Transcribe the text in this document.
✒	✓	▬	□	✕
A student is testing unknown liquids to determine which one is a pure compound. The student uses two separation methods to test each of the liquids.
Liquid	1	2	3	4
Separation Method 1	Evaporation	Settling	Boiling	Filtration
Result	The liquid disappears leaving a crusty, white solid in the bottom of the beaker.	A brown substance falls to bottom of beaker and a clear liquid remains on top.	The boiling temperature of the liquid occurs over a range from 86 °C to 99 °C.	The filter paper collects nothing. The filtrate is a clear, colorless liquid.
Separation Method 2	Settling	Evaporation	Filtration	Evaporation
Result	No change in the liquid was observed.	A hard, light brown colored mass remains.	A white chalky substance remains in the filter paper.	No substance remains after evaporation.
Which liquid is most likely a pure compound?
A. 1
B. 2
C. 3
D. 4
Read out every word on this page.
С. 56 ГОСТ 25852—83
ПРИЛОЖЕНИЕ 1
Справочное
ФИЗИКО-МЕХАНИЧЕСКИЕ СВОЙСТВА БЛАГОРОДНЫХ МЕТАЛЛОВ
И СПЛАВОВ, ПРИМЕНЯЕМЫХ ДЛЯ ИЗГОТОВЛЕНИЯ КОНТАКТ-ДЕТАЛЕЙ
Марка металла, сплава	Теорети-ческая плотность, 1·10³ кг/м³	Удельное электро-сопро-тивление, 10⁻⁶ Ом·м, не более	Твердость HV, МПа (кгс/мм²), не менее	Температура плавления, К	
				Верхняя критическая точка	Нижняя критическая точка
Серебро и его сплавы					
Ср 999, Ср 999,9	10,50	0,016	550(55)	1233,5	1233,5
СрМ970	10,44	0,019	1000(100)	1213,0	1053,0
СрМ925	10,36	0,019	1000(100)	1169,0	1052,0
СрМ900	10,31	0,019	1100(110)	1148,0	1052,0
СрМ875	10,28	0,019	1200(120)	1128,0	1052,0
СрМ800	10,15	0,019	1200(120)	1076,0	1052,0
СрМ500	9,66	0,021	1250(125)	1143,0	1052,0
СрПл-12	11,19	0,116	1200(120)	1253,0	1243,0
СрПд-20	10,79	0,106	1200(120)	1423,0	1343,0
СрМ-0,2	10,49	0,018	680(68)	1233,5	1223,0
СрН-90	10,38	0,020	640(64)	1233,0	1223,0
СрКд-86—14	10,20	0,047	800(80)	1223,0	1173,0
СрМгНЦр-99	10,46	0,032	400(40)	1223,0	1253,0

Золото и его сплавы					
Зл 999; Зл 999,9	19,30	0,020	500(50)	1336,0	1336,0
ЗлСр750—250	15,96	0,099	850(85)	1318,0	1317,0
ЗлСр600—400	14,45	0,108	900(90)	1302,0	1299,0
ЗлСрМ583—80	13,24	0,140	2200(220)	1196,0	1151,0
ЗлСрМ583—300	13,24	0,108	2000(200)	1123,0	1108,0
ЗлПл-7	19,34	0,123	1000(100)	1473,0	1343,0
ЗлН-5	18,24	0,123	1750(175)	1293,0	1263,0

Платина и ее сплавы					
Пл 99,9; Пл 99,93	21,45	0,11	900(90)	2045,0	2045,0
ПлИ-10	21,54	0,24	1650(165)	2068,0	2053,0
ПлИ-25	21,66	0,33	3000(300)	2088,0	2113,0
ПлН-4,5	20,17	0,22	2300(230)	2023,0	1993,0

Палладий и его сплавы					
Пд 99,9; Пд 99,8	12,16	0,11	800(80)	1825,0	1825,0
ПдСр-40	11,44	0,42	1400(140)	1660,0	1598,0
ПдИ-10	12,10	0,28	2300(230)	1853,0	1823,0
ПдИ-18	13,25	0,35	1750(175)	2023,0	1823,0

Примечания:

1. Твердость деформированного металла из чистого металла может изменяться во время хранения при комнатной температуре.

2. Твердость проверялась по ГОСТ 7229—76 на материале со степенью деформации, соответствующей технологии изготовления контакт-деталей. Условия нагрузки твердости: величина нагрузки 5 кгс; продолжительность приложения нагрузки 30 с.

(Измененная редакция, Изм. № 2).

EXERCISE PROMPT: Copy each line of the entries that includes the word "Твердость".

THE RESPONSE:
Марка металла, сплава	Теорети-ческая плотность, 1·10³ кг/м³	Удельное электро-сопро-тивление, 10⁻⁶ Ом·м, не более	Твердость HV, МПа (кгс/мм²), не менее	Температура плавления, К	
1. Твердость деформированного металла из чистого металла может изменяться во время хранения при комнатной температуре.
2. Твердость проверялась по ГОСТ 7229—76 на материале со степенью деформации, соответствующей технологии изготовления контакт-деталей. Условия нагрузки твердости: величина нагрузки 5 кгс; продолжительность приложения нагрузки 30 с.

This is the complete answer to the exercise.